> _TASK MATERIAL_
====

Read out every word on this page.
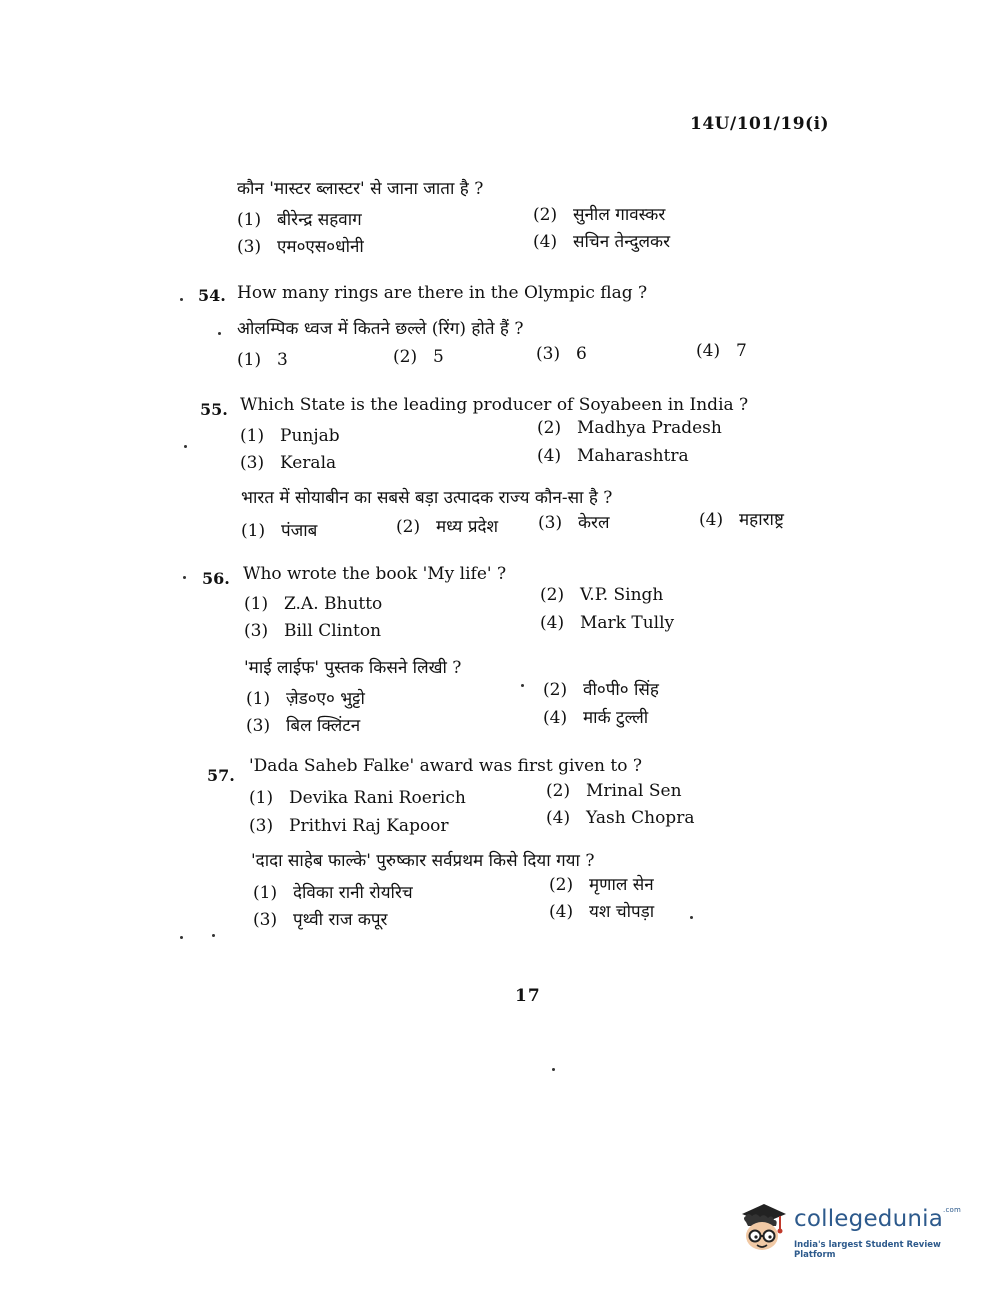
14U/101/19(i)
कौन 'मास्टर ब्लास्टर' से जाना जाता है ?
(1) बीरेन्द्र सहवाग	(2) सुनील गावस्कर
(3) एम०एस०धोनी	(4) सचिन तेन्दुलकर
54. How many rings are there in the Olympic flag ?
ओलम्पिक ध्वज में कितने छल्ले (रिंग) होते हैं ?
(1) 3	(2) 5	(3) 6	(4) 7
55. Which State is the leading producer of Soyabeen in India ?
(1) Punjab	(2) Madhya Pradesh
(3) Kerala	(4) Maharashtra
भारत में सोयाबीन का सबसे बड़ा उत्पादक राज्य कौन-सा है ?
(1) पंजाब	(2) मध्य प्रदेश (3) केरल	(4) महाराष्ट्र
56. Who wrote the book 'My life' ?
(1) Z.A. Bhutto	(2) V.P. Singh
(3) Bill Clinton	(4) Mark Tully
'माई लाईफ' पुस्तक किसने लिखी ?
(1) ज़ेड०ए० भुट्टो	(2) वी०पी० सिंह
(3) बिल क्लिंटन	(4) मार्क टुल्ली
57. 'Dada Saheb Falke' award was first given to ?
(1) Devika Rani Roerich	(2) Mrinal Sen
(3) Prithvi Raj Kapoor	(4) Yash Chopra
'दादा साहेब फाल्के' पुरुष्कार सर्वप्रथम किसे दिया गया ?
(1) देविका रानी रोयरिच	(2) मृणाल सेन
(3) पृथ्वी राज कपूर	(4) यश चोपड़ा
17
collegedunia$^{.com}$
India's largest Student Review Platform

====

> _EXERCISE GOAL_
Exact duplication of all the records is required; pictures are omitted from the copy.

> _FINISHED TASK_
Read out every word on this page.
14U/101/19(i)
कौन 'मास्टर ब्लास्टर' से जाना जाता है ?
(1) बीरेन्द्र सहवाग	(2) सुनील गावस्कर
(3) एम०एस०धोनी	(4) सचिन तेन्दुलकर
54. How many rings are there in the Olympic flag ?
ओलम्पिक ध्वज में कितने छल्ले (रिंग) होते हैं ?
(1) 3	(2) 5	(3) 6	(4) 7
55. Which State is the leading producer of Soyabeen in India ?
(1) Punjab	(2) Madhya Pradesh
(3) Kerala	(4) Maharashtra
भारत में सोयाबीन का सबसे बड़ा उत्पादक राज्य कौन-सा है ?
(1) पंजाब	(2) मध्य प्रदेश (3) केरल	(4) महाराष्ट्र
56. Who wrote the book 'My life' ?
(1) Z.A. Bhutto	(2) V.P. Singh
(3) Bill Clinton	(4) Mark Tully
'माई लाईफ' पुस्तक किसने लिखी ?
(1) ज़ेड०ए० भुट्टो	(2) वी०पी० सिंह
(3) बिल क्लिंटन	(4) मार्क टुल्ली
57. 'Dada Saheb Falke' award was first given to ?
(1) Devika Rani Roerich	(2) Mrinal Sen
(3) Prithvi Raj Kapoor	(4) Yash Chopra
'दादा साहेब फाल्के' पुरुष्कार सर्वप्रथम किसे दिया गया ?
(1) देविका रानी रोयरिच	(2) मृणाल सेन
(3) पृथ्वी राज कपूर	(4) यश चोपड़ा
17
collegedunia$^{.com}$
India's largest Student Review Platform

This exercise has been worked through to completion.